- Requirement -
Every entry below must be repeated exactly; skip the pictures.

- Records supplied -
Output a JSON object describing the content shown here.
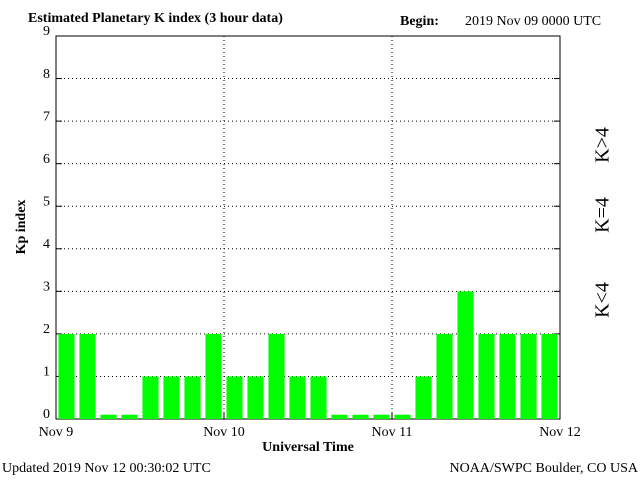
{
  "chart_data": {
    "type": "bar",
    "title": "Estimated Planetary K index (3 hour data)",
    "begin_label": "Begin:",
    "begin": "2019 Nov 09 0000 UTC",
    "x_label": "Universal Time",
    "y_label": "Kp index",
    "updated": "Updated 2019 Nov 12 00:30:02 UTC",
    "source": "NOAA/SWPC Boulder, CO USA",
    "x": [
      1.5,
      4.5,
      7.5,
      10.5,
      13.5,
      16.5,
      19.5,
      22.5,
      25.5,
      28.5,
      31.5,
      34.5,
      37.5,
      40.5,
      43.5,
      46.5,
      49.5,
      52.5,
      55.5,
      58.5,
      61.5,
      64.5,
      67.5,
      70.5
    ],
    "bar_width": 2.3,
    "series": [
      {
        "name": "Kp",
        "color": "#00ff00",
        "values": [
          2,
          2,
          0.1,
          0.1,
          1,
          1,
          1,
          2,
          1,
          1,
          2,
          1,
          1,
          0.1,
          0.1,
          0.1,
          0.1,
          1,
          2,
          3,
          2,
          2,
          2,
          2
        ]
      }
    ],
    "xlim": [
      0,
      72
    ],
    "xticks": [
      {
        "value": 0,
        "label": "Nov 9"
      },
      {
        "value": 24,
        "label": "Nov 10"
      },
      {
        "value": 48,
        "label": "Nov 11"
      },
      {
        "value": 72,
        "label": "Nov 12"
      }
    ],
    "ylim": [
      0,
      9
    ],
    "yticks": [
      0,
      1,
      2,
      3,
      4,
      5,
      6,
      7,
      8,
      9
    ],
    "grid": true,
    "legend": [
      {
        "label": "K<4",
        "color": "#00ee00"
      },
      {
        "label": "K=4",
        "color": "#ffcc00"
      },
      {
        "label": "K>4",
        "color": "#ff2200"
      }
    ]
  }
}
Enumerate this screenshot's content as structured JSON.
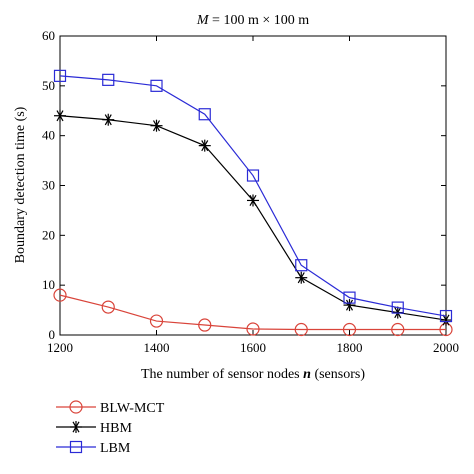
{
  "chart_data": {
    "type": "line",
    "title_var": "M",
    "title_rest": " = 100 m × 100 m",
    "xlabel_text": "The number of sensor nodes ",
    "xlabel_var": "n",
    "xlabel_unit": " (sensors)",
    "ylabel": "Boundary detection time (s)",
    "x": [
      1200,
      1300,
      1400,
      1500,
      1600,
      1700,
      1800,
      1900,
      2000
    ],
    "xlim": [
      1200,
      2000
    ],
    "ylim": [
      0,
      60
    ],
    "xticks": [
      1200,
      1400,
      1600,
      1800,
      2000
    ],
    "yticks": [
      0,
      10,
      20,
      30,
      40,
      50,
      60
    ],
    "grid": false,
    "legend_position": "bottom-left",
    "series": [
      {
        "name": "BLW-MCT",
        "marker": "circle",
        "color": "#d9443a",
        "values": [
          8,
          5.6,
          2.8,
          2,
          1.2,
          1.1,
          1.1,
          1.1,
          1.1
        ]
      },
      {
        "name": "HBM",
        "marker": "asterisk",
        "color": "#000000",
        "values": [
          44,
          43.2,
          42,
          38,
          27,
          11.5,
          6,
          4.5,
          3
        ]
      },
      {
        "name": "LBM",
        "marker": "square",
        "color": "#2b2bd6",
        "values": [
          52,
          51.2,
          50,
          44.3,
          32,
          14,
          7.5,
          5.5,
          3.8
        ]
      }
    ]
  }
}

- Task answer -
Output a JSON object describing the content shown here.
{
  "chart_data": {
    "type": "bar",
    "title": "Estimated Planetary K index (3 hour data)",
    "begin_label": "Begin:",
    "begin": "2019 Nov 09 0000 UTC",
    "x_label": "Universal Time",
    "y_label": "Kp index",
    "updated": "Updated 2019 Nov 12 00:30:02 UTC",
    "source": "NOAA/SWPC Boulder, CO USA",
    "x": [
      1.5,
      4.5,
      7.5,
      10.5,
      13.5,
      16.5,
      19.5,
      22.5,
      25.5,
      28.5,
      31.5,
      34.5,
      37.5,
      40.5,
      43.5,
      46.5,
      49.5,
      52.5,
      55.5,
      58.5,
      61.5,
      64.5,
      67.5,
      70.5
    ],
    "bar_width": 2.3,
    "series": [
      {
        "name": "Kp",
        "color": "#00ff00",
        "values": [
          2,
          2,
          0.1,
          0.1,
          1,
          1,
          1,
          2,
          1,
          1,
          2,
          1,
          1,
          0.1,
          0.1,
          0.1,
          0.1,
          1,
          2,
          3,
          2,
          2,
          2,
          2
        ]
      }
    ],
    "xlim": [
      0,
      72
    ],
    "xticks": [
      {
        "value": 0,
        "label": "Nov 9"
      },
      {
        "value": 24,
        "label": "Nov 10"
      },
      {
        "value": 48,
        "label": "Nov 11"
      },
      {
        "value": 72,
        "label": "Nov 12"
      }
    ],
    "ylim": [
      0,
      9
    ],
    "yticks": [
      0,
      1,
      2,
      3,
      4,
      5,
      6,
      7,
      8,
      9
    ],
    "grid": true,
    "legend": [
      {
        "label": "K<4",
        "color": "#00ee00"
      },
      {
        "label": "K=4",
        "color": "#ffcc00"
      },
      {
        "label": "K>4",
        "color": "#ff2200"
      }
    ]
  }
}
Enumerate this screenshot's content as structured JSON.
{
  "chart_data": {
    "type": "line",
    "title_var": "M",
    "title_rest": " = 100 m × 100 m",
    "xlabel_text": "The number of sensor nodes ",
    "xlabel_var": "n",
    "xlabel_unit": " (sensors)",
    "ylabel": "Boundary detection time (s)",
    "x": [
      1200,
      1300,
      1400,
      1500,
      1600,
      1700,
      1800,
      1900,
      2000
    ],
    "xlim": [
      1200,
      2000
    ],
    "ylim": [
      0,
      60
    ],
    "xticks": [
      1200,
      1400,
      1600,
      1800,
      2000
    ],
    "yticks": [
      0,
      10,
      20,
      30,
      40,
      50,
      60
    ],
    "grid": false,
    "legend_position": "bottom-left",
    "series": [
      {
        "name": "BLW-MCT",
        "marker": "circle",
        "color": "#d9443a",
        "values": [
          8,
          5.6,
          2.8,
          2,
          1.2,
          1.1,
          1.1,
          1.1,
          1.1
        ]
      },
      {
        "name": "HBM",
        "marker": "asterisk",
        "color": "#000000",
        "values": [
          44,
          43.2,
          42,
          38,
          27,
          11.5,
          6,
          4.5,
          3
        ]
      },
      {
        "name": "LBM",
        "marker": "square",
        "color": "#2b2bd6",
        "values": [
          52,
          51.2,
          50,
          44.3,
          32,
          14,
          7.5,
          5.5,
          3.8
        ]
      }
    ]
  }
}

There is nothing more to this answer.